Give every line back verbatim, dropping all images.
--- Start of EXCERPTED RECORDS ---
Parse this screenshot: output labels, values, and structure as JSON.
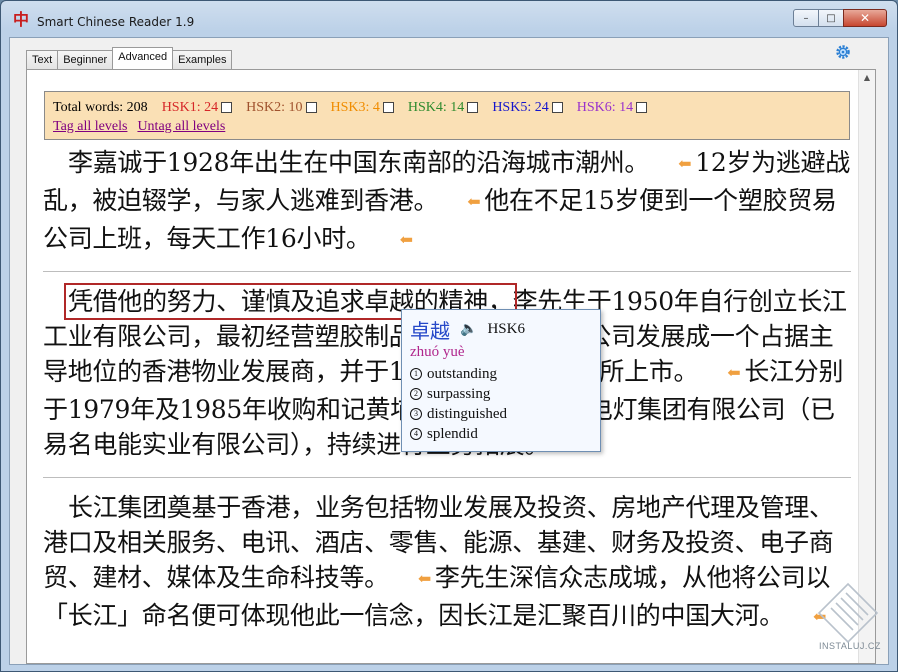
{
  "window": {
    "title": "Smart Chinese Reader 1.9",
    "app_icon_char": "中",
    "minimize_label": "–",
    "maximize_label": "□",
    "close_label": "✕"
  },
  "tabs": [
    {
      "label": "Text",
      "active": false
    },
    {
      "label": "Beginner",
      "active": false
    },
    {
      "label": "Advanced",
      "active": true
    },
    {
      "label": "Examples",
      "active": false
    }
  ],
  "stats": {
    "total_label": "Total words: 208",
    "hsk": [
      {
        "label": "HSK1: 24",
        "color": "#d62728"
      },
      {
        "label": "HSK2: 10",
        "color": "#a0522d"
      },
      {
        "label": "HSK3: 4",
        "color": "#f08c00"
      },
      {
        "label": "HSK4: 14",
        "color": "#2e8b2e"
      },
      {
        "label": "HSK5: 24",
        "color": "#1515cc"
      },
      {
        "label": "HSK6: 14",
        "color": "#9932cc"
      }
    ],
    "tag_all": "Tag all levels",
    "untag_all": "Untag all levels"
  },
  "paragraphs": [
    {
      "segments": [
        {
          "text": "李嘉诚于1928年出生在中国东南部的沿海城市潮州。",
          "hl": false
        },
        {
          "arrow": true
        },
        {
          "text": "12岁为逃避战乱，被迫辍学，与家人逃难到香港。",
          "hl": false
        },
        {
          "arrow": true
        },
        {
          "text": "他在不足15岁便到一个塑胶贸易公司上班，每天工作16小时。",
          "hl": false
        },
        {
          "arrow": true
        }
      ]
    },
    {
      "segments": [
        {
          "text": "凭借他的努力、谨慎及追求卓越的精神，",
          "hl": true
        },
        {
          "text": "李先生于1950年自行创立长江工业有限公司，最初经营塑胶制品，随后李先生将公司发展成一个占据主导地位的香港物业发展商，并于1972年在联合交易所上市。",
          "hl": false
        },
        {
          "arrow": true
        },
        {
          "text": "长江分别于1979年及1985年收购和记黄埔有限公司及香港电灯集团有限公司（已易名电能实业有限公司），持续进行业务拓展。",
          "hl": false
        },
        {
          "arrow": true
        }
      ]
    },
    {
      "segments": [
        {
          "text": "长江集团奠基于香港，业务包括物业发展及投资、房地产代理及管理、港口及相关服务、电讯、酒店、零售、能源、基建、财务及投资、电子商贸、建材、媒体及生命科技等。",
          "hl": false
        },
        {
          "arrow": true
        },
        {
          "text": "李先生深信众志成城，从他将公司以「长江」命名便可体现他此一信念，因长江是汇聚百川的中国大河。",
          "hl": false
        },
        {
          "arrow": true
        }
      ]
    }
  ],
  "popup": {
    "word": "卓越",
    "level": "HSK6",
    "pinyin": "zhuó yuè",
    "definitions": [
      {
        "num": "1",
        "text": "outstanding"
      },
      {
        "num": "2",
        "text": "surpassing"
      },
      {
        "num": "3",
        "text": "distinguished"
      },
      {
        "num": "4",
        "text": "splendid"
      }
    ]
  },
  "watermark": "INSTALUJ.CZ"
}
--- End of EXCERPTED RECORDS ---
ANSWER:
Parse this screenshot: output labels, values, and structure as JSON.
{
  "window": {
    "title": "Smart Chinese Reader 1.9",
    "app_icon_char": "中",
    "minimize_label": "–",
    "maximize_label": "□",
    "close_label": "✕"
  },
  "tabs": [
    {
      "label": "Text",
      "active": false
    },
    {
      "label": "Beginner",
      "active": false
    },
    {
      "label": "Advanced",
      "active": true
    },
    {
      "label": "Examples",
      "active": false
    }
  ],
  "stats": {
    "total_label": "Total words: 208",
    "hsk": [
      {
        "label": "HSK1: 24",
        "color": "#d62728"
      },
      {
        "label": "HSK2: 10",
        "color": "#a0522d"
      },
      {
        "label": "HSK3: 4",
        "color": "#f08c00"
      },
      {
        "label": "HSK4: 14",
        "color": "#2e8b2e"
      },
      {
        "label": "HSK5: 24",
        "color": "#1515cc"
      },
      {
        "label": "HSK6: 14",
        "color": "#9932cc"
      }
    ],
    "tag_all": "Tag all levels",
    "untag_all": "Untag all levels"
  },
  "paragraphs": [
    {
      "segments": [
        {
          "text": "李嘉诚于1928年出生在中国东南部的沿海城市潮州。",
          "hl": false
        },
        {
          "arrow": true
        },
        {
          "text": "12岁为逃避战乱，被迫辍学，与家人逃难到香港。",
          "hl": false
        },
        {
          "arrow": true
        },
        {
          "text": "他在不足15岁便到一个塑胶贸易公司上班，每天工作16小时。",
          "hl": false
        },
        {
          "arrow": true
        }
      ]
    },
    {
      "segments": [
        {
          "text": "凭借他的努力、谨慎及追求卓越的精神，",
          "hl": true
        },
        {
          "text": "李先生于1950年自行创立长江工业有限公司，最初经营塑胶制品，随后李先生将公司发展成一个占据主导地位的香港物业发展商，并于1972年在联合交易所上市。",
          "hl": false
        },
        {
          "arrow": true
        },
        {
          "text": "长江分别于1979年及1985年收购和记黄埔有限公司及香港电灯集团有限公司（已易名电能实业有限公司），持续进行业务拓展。",
          "hl": false
        },
        {
          "arrow": true
        }
      ]
    },
    {
      "segments": [
        {
          "text": "长江集团奠基于香港，业务包括物业发展及投资、房地产代理及管理、港口及相关服务、电讯、酒店、零售、能源、基建、财务及投资、电子商贸、建材、媒体及生命科技等。",
          "hl": false
        },
        {
          "arrow": true
        },
        {
          "text": "李先生深信众志成城，从他将公司以「长江」命名便可体现他此一信念，因长江是汇聚百川的中国大河。",
          "hl": false
        },
        {
          "arrow": true
        }
      ]
    }
  ],
  "popup": {
    "word": "卓越",
    "level": "HSK6",
    "pinyin": "zhuó yuè",
    "definitions": [
      {
        "num": "1",
        "text": "outstanding"
      },
      {
        "num": "2",
        "text": "surpassing"
      },
      {
        "num": "3",
        "text": "distinguished"
      },
      {
        "num": "4",
        "text": "splendid"
      }
    ]
  },
  "watermark": "INSTALUJ.CZ"
}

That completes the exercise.